(Dataset items)
____________
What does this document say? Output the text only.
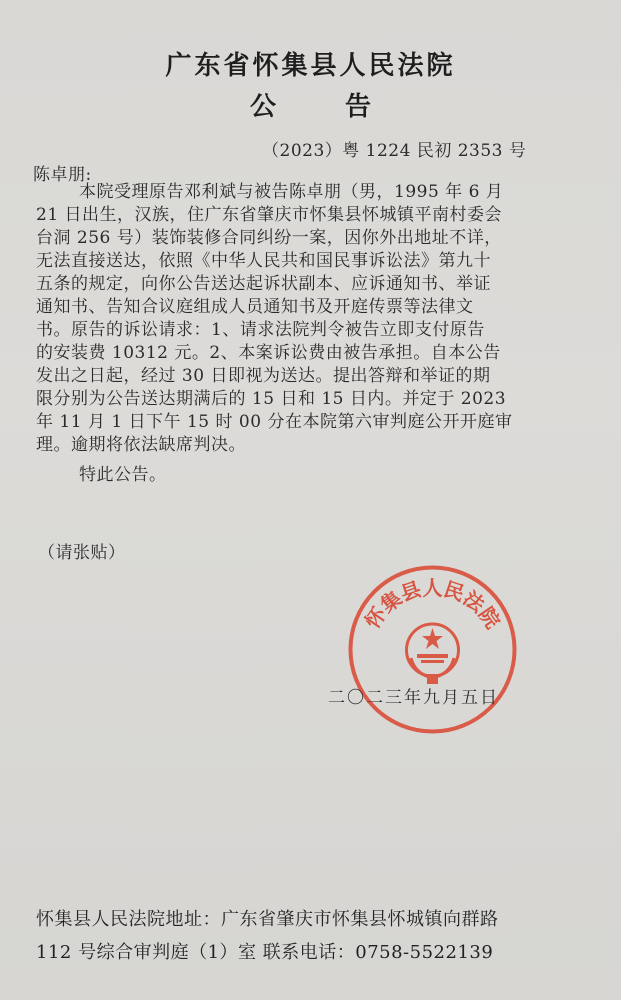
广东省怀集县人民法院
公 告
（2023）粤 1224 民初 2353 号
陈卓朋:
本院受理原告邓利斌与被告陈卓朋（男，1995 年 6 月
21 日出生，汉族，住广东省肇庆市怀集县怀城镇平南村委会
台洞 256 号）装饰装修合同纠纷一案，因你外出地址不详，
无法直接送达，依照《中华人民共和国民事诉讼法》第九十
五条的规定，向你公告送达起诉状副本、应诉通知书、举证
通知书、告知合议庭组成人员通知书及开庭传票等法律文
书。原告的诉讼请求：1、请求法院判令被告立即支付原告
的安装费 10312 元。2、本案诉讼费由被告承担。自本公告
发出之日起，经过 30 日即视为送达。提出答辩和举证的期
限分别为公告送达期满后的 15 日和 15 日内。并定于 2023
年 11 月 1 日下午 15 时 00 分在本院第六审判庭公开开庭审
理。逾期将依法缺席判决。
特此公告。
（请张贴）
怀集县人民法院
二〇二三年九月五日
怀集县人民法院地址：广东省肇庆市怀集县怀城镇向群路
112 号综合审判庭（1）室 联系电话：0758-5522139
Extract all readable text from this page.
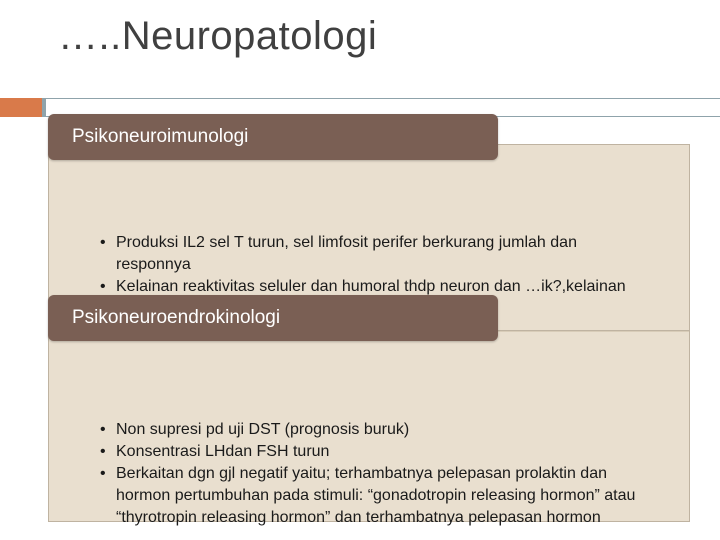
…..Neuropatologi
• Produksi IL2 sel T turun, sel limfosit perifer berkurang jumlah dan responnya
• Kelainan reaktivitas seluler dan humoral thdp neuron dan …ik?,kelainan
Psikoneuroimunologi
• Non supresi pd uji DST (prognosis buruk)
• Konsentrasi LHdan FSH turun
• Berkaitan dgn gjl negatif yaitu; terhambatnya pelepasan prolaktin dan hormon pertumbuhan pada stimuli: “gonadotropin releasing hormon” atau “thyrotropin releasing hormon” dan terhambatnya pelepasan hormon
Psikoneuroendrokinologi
____________
**Instructions to follow:** Find each line with the string "text" and copy it out.

**Response below:**
What does this document say? Output the text only.
Extract all readable text from this page.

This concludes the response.